Data records
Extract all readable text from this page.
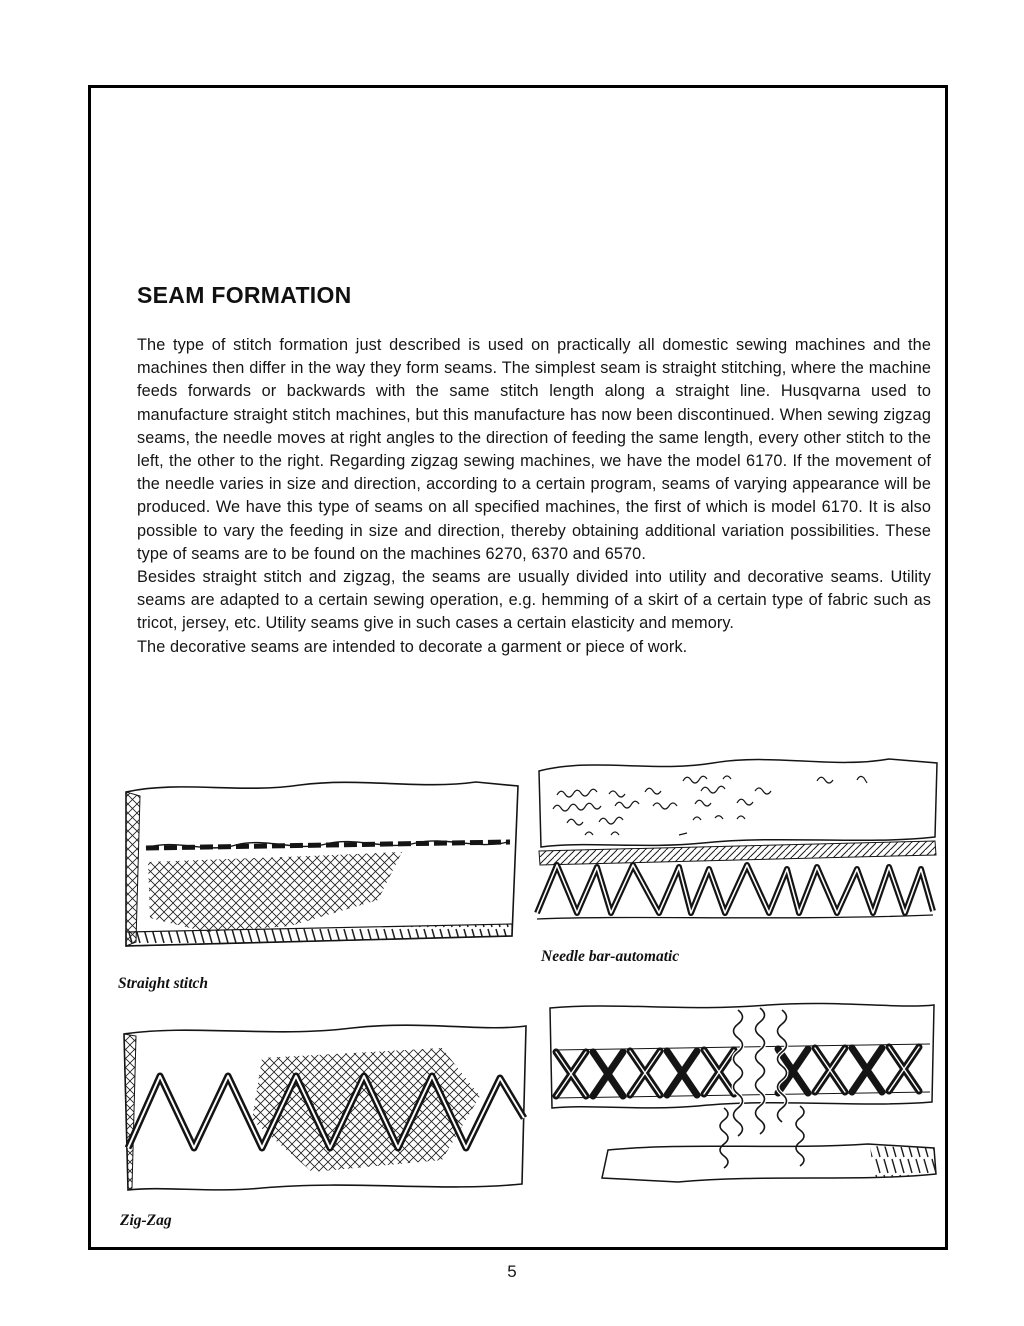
SEAM FORMATION

The type of stitch formation just described is used on practically all domestic sewing machines and the machines then differ in the way they form seams. The simplest seam is straight stitching, where the machine feeds forwards or backwards with the same stitch length along a straight line. Husqvarna used to manufacture straight stitch machines, but this manufacture has now been discontinued. When sewing zigzag seams, the needle moves at right angles to the direction of feeding the same length, every other stitch to the left, the other to the right. Regarding zigzag sewing machines, we have the model 6170. If the movement of the needle varies in size and direction, according to a certain program, seams of varying appearance will be produced. We have this type of seams on all specified machines, the first of which is model 6170. It is also possible to vary the feeding in size and direction, thereby obtaining additional variation possibilities. These type of seams are to be found on the machines 6270, 6370 and 6570.

Besides straight stitch and zigzag, the seams are usually divided into utility and decorative seams. Utility seams are adapted to a certain sewing operation, e.g. hemming of a skirt of a certain type of fabric such as tricot, jersey, etc. Utility seams give in such cases a certain elasticity and memory.

The decorative seams are intended to decorate a garment or piece of work.

Straight stitch

Needle bar-automatic

Zig-Zag

5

* [WHAT NEEDS TO BE DONE]: Restate the whole listing above exactly, except for its images.

* [FULL RESPONSE]:
Extract all readable text from this page.
SEAM FORMATION

The type of stitch formation just described is used on practically all domestic sewing machines and the machines then differ in the way they form seams. The simplest seam is straight stitching, where the machine feeds forwards or backwards with the same stitch length along a straight line. Husqvarna used to manufacture straight stitch machines, but this manufacture has now been discontinued. When sewing zigzag seams, the needle moves at right angles to the direction of feeding the same length, every other stitch to the left, the other to the right. Regarding zigzag sewing machines, we have the model 6170. If the movement of the needle varies in size and direction, according to a certain program, seams of varying appearance will be produced. We have this type of seams on all specified machines, the first of which is model 6170. It is also possible to vary the feeding in size and direction, thereby obtaining additional variation possibilities. These type of seams are to be found on the machines 6270, 6370 and 6570.

Besides straight stitch and zigzag, the seams are usually divided into utility and decorative seams. Utility seams are adapted to a certain sewing operation, e.g. hemming of a skirt of a certain type of fabric such as tricot, jersey, etc. Utility seams give in such cases a certain elasticity and memory.

The decorative seams are intended to decorate a garment or piece of work.

Straight stitch

Needle bar-automatic

Zig-Zag

5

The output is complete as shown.